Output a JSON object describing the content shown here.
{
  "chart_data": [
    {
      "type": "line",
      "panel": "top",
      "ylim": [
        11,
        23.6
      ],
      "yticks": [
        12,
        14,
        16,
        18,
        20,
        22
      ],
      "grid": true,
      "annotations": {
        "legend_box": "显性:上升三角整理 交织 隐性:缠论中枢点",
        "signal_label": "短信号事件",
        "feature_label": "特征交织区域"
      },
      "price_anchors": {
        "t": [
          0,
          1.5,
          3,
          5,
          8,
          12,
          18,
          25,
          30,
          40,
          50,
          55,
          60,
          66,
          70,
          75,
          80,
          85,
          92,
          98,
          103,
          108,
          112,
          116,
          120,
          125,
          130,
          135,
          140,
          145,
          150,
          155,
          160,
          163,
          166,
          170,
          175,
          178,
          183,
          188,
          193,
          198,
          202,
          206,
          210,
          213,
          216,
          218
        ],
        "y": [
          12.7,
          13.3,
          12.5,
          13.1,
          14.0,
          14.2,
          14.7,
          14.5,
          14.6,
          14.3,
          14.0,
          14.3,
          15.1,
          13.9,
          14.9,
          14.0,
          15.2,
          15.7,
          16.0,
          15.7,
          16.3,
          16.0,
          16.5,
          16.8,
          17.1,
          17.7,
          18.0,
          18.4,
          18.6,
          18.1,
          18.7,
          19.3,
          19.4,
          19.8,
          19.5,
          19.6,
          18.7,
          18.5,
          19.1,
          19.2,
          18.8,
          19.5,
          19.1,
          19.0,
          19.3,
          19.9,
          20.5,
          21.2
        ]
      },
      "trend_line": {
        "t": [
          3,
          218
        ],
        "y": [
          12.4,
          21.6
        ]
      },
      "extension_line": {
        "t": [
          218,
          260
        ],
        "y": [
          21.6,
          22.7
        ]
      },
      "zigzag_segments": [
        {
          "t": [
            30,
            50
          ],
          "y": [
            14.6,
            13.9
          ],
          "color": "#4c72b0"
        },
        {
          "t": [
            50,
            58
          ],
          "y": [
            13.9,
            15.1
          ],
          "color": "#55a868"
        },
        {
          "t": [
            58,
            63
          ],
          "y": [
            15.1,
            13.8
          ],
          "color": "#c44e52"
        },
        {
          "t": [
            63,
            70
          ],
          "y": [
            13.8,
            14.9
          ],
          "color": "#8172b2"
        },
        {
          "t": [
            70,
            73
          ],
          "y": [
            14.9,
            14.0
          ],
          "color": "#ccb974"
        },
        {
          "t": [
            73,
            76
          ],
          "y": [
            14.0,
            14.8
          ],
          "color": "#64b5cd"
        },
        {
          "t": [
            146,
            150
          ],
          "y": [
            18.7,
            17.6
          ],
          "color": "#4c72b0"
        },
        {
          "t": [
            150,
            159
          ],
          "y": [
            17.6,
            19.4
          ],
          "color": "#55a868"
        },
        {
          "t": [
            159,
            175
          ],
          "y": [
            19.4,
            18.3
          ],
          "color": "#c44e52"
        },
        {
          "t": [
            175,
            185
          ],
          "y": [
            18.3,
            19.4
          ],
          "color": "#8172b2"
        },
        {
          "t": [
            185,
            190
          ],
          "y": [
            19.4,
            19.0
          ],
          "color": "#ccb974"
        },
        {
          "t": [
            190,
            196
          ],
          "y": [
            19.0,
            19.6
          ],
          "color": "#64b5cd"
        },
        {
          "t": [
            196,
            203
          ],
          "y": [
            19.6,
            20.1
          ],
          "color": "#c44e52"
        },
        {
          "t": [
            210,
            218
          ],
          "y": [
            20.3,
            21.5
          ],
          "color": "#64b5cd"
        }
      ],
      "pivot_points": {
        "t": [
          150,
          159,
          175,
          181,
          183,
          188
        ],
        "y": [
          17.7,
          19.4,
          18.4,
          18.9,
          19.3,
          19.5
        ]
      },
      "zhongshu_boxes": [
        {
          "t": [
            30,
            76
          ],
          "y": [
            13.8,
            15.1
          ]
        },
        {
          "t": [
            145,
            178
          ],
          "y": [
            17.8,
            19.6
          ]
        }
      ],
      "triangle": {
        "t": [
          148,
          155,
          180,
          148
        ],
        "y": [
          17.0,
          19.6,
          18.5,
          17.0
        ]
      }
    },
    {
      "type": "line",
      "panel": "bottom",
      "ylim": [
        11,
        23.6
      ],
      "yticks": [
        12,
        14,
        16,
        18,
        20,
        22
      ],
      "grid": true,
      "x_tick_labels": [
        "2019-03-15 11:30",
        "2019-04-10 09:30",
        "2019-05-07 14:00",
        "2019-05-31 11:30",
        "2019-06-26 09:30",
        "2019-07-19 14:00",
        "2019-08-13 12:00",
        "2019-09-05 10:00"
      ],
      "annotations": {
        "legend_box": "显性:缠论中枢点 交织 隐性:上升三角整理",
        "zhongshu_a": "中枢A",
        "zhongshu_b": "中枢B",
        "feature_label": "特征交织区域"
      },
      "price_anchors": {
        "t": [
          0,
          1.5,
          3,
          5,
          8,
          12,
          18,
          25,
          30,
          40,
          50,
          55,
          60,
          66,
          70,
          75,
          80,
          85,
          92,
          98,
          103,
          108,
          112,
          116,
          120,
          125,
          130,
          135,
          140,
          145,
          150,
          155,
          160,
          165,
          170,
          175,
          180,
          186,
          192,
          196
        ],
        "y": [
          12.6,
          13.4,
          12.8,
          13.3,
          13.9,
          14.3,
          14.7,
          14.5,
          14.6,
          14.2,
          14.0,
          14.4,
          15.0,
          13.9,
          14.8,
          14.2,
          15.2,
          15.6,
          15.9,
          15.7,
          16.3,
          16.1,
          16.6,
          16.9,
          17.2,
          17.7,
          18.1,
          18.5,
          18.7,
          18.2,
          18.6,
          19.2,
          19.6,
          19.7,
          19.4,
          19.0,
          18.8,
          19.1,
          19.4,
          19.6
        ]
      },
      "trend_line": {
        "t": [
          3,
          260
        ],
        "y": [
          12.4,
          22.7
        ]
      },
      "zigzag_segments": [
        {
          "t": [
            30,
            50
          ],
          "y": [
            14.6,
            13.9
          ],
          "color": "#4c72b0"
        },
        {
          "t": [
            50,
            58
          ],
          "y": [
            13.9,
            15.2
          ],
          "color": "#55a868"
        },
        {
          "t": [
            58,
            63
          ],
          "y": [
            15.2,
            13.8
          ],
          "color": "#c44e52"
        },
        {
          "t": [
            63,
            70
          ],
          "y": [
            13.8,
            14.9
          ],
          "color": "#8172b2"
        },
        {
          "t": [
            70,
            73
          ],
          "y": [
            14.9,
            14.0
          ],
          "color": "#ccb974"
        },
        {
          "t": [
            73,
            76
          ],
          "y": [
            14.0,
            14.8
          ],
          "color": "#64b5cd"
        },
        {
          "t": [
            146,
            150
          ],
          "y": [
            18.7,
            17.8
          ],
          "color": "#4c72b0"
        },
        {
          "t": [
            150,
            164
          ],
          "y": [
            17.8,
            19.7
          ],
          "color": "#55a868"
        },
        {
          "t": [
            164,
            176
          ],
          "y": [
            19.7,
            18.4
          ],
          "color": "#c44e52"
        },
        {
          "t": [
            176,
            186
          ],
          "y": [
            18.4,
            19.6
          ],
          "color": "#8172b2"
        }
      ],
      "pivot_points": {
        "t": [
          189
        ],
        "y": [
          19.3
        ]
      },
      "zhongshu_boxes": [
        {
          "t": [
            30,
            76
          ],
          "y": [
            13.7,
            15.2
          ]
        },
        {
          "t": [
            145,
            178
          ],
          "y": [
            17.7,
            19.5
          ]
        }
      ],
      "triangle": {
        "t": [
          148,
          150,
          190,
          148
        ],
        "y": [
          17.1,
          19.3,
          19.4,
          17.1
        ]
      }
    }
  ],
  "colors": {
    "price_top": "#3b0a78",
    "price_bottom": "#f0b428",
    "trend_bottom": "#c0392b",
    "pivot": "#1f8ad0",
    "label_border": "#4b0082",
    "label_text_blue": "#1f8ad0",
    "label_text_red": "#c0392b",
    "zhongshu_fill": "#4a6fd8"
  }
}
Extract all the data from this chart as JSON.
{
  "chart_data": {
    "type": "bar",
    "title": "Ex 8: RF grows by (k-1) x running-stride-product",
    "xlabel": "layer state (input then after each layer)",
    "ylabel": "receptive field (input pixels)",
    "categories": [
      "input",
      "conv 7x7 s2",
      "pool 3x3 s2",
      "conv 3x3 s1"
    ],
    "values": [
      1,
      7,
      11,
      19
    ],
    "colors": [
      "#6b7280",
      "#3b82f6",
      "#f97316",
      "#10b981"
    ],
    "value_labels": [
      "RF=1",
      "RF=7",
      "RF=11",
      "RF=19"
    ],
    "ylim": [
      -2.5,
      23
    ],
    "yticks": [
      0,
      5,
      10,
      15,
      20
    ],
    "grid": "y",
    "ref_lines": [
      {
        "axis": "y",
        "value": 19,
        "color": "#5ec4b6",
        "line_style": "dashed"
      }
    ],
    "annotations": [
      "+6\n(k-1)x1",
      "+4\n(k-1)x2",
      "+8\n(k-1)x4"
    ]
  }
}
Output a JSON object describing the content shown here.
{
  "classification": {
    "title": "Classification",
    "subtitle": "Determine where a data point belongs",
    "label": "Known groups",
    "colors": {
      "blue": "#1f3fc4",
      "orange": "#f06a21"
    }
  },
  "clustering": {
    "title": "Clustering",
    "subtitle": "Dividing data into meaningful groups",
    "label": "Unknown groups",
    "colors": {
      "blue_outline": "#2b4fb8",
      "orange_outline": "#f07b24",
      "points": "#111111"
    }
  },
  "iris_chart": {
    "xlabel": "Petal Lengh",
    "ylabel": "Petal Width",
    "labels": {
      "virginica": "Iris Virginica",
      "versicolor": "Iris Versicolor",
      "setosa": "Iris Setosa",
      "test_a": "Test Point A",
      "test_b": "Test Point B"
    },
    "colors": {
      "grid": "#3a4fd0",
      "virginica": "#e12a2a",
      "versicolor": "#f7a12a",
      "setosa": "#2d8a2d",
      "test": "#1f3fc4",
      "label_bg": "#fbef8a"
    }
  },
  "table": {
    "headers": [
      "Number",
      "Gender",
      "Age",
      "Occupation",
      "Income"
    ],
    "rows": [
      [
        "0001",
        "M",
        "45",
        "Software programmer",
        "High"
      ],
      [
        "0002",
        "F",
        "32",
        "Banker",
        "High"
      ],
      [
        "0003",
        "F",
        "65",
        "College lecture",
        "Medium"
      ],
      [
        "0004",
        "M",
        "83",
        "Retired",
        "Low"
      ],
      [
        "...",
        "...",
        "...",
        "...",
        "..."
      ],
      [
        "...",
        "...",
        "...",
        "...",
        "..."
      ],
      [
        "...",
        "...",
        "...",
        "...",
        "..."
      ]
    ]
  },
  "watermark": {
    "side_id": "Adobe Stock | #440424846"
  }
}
┄┄┄┄┄┄┄┄┄┄┄┄┄┄┄┄┄┄┄┄
● **Problem requirements**
From the entries above, copy every line that holds the word "缠论中枢点".

● **Correct answer**
        "legend_box": "显性:上升三角整理 交织 隐性:缠论中枢点",
        "legend_box": "显性:缠论中枢点 交织 隐性:上升三角整理",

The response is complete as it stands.